Exactly reproduce each entry, leaving out nothing.

[Stored dataset items]
>> Begin

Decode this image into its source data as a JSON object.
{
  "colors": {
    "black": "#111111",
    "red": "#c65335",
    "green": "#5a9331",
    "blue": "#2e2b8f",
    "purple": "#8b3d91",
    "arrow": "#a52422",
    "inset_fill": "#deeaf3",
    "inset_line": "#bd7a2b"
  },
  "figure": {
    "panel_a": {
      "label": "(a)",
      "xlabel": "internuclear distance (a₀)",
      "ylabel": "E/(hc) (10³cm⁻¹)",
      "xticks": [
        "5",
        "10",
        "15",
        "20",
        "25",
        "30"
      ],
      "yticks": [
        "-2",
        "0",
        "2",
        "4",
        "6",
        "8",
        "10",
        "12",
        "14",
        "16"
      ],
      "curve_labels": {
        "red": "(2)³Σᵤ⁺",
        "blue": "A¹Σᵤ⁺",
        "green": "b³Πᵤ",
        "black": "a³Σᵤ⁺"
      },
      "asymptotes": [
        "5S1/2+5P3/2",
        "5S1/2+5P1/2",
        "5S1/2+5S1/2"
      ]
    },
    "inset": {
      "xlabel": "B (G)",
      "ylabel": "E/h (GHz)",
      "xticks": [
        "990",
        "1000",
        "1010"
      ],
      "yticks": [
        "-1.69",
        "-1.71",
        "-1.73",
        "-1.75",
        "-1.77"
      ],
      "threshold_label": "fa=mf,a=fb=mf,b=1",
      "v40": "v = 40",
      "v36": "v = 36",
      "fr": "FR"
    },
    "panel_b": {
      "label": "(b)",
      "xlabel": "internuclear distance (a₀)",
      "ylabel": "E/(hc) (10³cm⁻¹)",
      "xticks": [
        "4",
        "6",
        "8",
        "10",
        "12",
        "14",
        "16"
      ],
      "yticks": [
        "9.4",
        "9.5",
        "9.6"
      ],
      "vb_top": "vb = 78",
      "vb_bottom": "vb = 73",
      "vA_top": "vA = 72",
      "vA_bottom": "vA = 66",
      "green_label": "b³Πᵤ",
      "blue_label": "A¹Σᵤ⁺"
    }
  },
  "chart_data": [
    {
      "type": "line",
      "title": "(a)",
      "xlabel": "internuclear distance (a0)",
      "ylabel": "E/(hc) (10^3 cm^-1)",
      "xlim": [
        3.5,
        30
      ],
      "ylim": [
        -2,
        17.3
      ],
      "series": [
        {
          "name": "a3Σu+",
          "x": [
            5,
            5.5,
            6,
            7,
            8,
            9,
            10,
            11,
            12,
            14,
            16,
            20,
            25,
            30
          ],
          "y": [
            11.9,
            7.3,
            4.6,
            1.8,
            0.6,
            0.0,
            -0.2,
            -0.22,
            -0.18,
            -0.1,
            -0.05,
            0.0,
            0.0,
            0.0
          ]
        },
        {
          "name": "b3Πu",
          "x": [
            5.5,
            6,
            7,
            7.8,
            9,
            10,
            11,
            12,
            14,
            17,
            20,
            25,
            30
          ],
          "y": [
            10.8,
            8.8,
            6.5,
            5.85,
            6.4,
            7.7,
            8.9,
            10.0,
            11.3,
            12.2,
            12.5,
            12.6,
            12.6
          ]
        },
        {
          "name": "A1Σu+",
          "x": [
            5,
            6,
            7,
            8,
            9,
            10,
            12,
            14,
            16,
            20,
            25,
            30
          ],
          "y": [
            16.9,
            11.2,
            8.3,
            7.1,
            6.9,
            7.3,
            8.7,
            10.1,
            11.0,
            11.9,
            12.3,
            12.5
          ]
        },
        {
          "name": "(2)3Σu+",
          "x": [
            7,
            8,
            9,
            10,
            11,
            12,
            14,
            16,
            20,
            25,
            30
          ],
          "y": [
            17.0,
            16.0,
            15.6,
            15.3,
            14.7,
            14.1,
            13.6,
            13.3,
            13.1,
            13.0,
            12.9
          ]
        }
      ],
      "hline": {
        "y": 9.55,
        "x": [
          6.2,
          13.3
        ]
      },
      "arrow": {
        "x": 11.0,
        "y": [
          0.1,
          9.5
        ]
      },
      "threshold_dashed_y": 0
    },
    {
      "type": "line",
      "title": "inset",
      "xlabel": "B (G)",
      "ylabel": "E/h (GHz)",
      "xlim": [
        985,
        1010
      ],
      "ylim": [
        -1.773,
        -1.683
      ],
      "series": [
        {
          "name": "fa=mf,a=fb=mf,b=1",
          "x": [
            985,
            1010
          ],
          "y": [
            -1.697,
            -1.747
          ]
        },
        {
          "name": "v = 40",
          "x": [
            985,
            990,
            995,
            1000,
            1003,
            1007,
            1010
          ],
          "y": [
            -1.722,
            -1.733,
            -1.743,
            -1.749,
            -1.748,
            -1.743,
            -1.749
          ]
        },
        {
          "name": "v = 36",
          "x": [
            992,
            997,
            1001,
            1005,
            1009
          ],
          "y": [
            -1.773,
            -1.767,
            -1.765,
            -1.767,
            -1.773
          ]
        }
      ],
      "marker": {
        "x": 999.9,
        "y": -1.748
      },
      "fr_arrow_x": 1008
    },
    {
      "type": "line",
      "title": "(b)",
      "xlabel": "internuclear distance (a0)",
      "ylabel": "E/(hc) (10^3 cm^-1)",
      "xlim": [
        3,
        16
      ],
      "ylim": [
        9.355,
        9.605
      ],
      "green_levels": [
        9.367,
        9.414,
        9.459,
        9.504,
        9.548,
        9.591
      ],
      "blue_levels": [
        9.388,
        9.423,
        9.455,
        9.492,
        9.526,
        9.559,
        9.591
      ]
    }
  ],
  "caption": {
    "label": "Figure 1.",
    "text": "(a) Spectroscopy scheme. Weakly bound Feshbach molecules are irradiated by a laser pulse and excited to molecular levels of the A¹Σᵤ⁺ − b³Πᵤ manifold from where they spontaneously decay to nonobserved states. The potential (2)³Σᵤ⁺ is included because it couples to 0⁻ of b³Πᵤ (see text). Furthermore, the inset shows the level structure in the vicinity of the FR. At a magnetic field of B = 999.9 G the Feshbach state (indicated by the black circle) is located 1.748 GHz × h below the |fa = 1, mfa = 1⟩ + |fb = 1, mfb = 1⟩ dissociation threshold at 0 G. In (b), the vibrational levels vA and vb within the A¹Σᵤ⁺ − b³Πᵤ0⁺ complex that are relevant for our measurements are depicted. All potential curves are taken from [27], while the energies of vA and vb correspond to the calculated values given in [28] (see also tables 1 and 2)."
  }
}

>> End

▸ **Worked solution**
Decode this image into its source data as a JSON object.
{
  "colors": {
    "black": "#111111",
    "red": "#c65335",
    "green": "#5a9331",
    "blue": "#2e2b8f",
    "purple": "#8b3d91",
    "arrow": "#a52422",
    "inset_fill": "#deeaf3",
    "inset_line": "#bd7a2b"
  },
  "figure": {
    "panel_a": {
      "label": "(a)",
      "xlabel": "internuclear distance (a₀)",
      "ylabel": "E/(hc) (10³cm⁻¹)",
      "xticks": [
        "5",
        "10",
        "15",
        "20",
        "25",
        "30"
      ],
      "yticks": [
        "-2",
        "0",
        "2",
        "4",
        "6",
        "8",
        "10",
        "12",
        "14",
        "16"
      ],
      "curve_labels": {
        "red": "(2)³Σᵤ⁺",
        "blue": "A¹Σᵤ⁺",
        "green": "b³Πᵤ",
        "black": "a³Σᵤ⁺"
      },
      "asymptotes": [
        "5S1/2+5P3/2",
        "5S1/2+5P1/2",
        "5S1/2+5S1/2"
      ]
    },
    "inset": {
      "xlabel": "B (G)",
      "ylabel": "E/h (GHz)",
      "xticks": [
        "990",
        "1000",
        "1010"
      ],
      "yticks": [
        "-1.69",
        "-1.71",
        "-1.73",
        "-1.75",
        "-1.77"
      ],
      "threshold_label": "fa=mf,a=fb=mf,b=1",
      "v40": "v = 40",
      "v36": "v = 36",
      "fr": "FR"
    },
    "panel_b": {
      "label": "(b)",
      "xlabel": "internuclear distance (a₀)",
      "ylabel": "E/(hc) (10³cm⁻¹)",
      "xticks": [
        "4",
        "6",
        "8",
        "10",
        "12",
        "14",
        "16"
      ],
      "yticks": [
        "9.4",
        "9.5",
        "9.6"
      ],
      "vb_top": "vb = 78",
      "vb_bottom": "vb = 73",
      "vA_top": "vA = 72",
      "vA_bottom": "vA = 66",
      "green_label": "b³Πᵤ",
      "blue_label": "A¹Σᵤ⁺"
    }
  },
  "chart_data": [
    {
      "type": "line",
      "title": "(a)",
      "xlabel": "internuclear distance (a0)",
      "ylabel": "E/(hc) (10^3 cm^-1)",
      "xlim": [
        3.5,
        30
      ],
      "ylim": [
        -2,
        17.3
      ],
      "series": [
        {
          "name": "a3Σu+",
          "x": [
            5,
            5.5,
            6,
            7,
            8,
            9,
            10,
            11,
            12,
            14,
            16,
            20,
            25,
            30
          ],
          "y": [
            11.9,
            7.3,
            4.6,
            1.8,
            0.6,
            0.0,
            -0.2,
            -0.22,
            -0.18,
            -0.1,
            -0.05,
            0.0,
            0.0,
            0.0
          ]
        },
        {
          "name": "b3Πu",
          "x": [
            5.5,
            6,
            7,
            7.8,
            9,
            10,
            11,
            12,
            14,
            17,
            20,
            25,
            30
          ],
          "y": [
            10.8,
            8.8,
            6.5,
            5.85,
            6.4,
            7.7,
            8.9,
            10.0,
            11.3,
            12.2,
            12.5,
            12.6,
            12.6
          ]
        },
        {
          "name": "A1Σu+",
          "x": [
            5,
            6,
            7,
            8,
            9,
            10,
            12,
            14,
            16,
            20,
            25,
            30
          ],
          "y": [
            16.9,
            11.2,
            8.3,
            7.1,
            6.9,
            7.3,
            8.7,
            10.1,
            11.0,
            11.9,
            12.3,
            12.5
          ]
        },
        {
          "name": "(2)3Σu+",
          "x": [
            7,
            8,
            9,
            10,
            11,
            12,
            14,
            16,
            20,
            25,
            30
          ],
          "y": [
            17.0,
            16.0,
            15.6,
            15.3,
            14.7,
            14.1,
            13.6,
            13.3,
            13.1,
            13.0,
            12.9
          ]
        }
      ],
      "hline": {
        "y": 9.55,
        "x": [
          6.2,
          13.3
        ]
      },
      "arrow": {
        "x": 11.0,
        "y": [
          0.1,
          9.5
        ]
      },
      "threshold_dashed_y": 0
    },
    {
      "type": "line",
      "title": "inset",
      "xlabel": "B (G)",
      "ylabel": "E/h (GHz)",
      "xlim": [
        985,
        1010
      ],
      "ylim": [
        -1.773,
        -1.683
      ],
      "series": [
        {
          "name": "fa=mf,a=fb=mf,b=1",
          "x": [
            985,
            1010
          ],
          "y": [
            -1.697,
            -1.747
          ]
        },
        {
          "name": "v = 40",
          "x": [
            985,
            990,
            995,
            1000,
            1003,
            1007,
            1010
          ],
          "y": [
            -1.722,
            -1.733,
            -1.743,
            -1.749,
            -1.748,
            -1.743,
            -1.749
          ]
        },
        {
          "name": "v = 36",
          "x": [
            992,
            997,
            1001,
            1005,
            1009
          ],
          "y": [
            -1.773,
            -1.767,
            -1.765,
            -1.767,
            -1.773
          ]
        }
      ],
      "marker": {
        "x": 999.9,
        "y": -1.748
      },
      "fr_arrow_x": 1008
    },
    {
      "type": "line",
      "title": "(b)",
      "xlabel": "internuclear distance (a0)",
      "ylabel": "E/(hc) (10^3 cm^-1)",
      "xlim": [
        3,
        16
      ],
      "ylim": [
        9.355,
        9.605
      ],
      "green_levels": [
        9.367,
        9.414,
        9.459,
        9.504,
        9.548,
        9.591
      ],
      "blue_levels": [
        9.388,
        9.423,
        9.455,
        9.492,
        9.526,
        9.559,
        9.591
      ]
    }
  ],
  "caption": {
    "label": "Figure 1.",
    "text": "(a) Spectroscopy scheme. Weakly bound Feshbach molecules are irradiated by a laser pulse and excited to molecular levels of the A¹Σᵤ⁺ − b³Πᵤ manifold from where they spontaneously decay to nonobserved states. The potential (2)³Σᵤ⁺ is included because it couples to 0⁻ of b³Πᵤ (see text). Furthermore, the inset shows the level structure in the vicinity of the FR. At a magnetic field of B = 999.9 G the Feshbach state (indicated by the black circle) is located 1.748 GHz × h below the |fa = 1, mfa = 1⟩ + |fb = 1, mfb = 1⟩ dissociation threshold at 0 G. In (b), the vibrational levels vA and vb within the A¹Σᵤ⁺ − b³Πᵤ0⁺ complex that are relevant for our measurements are depicted. All potential curves are taken from [27], while the energies of vA and vb correspond to the calculated values given in [28] (see also tables 1 and 2)."
  }
}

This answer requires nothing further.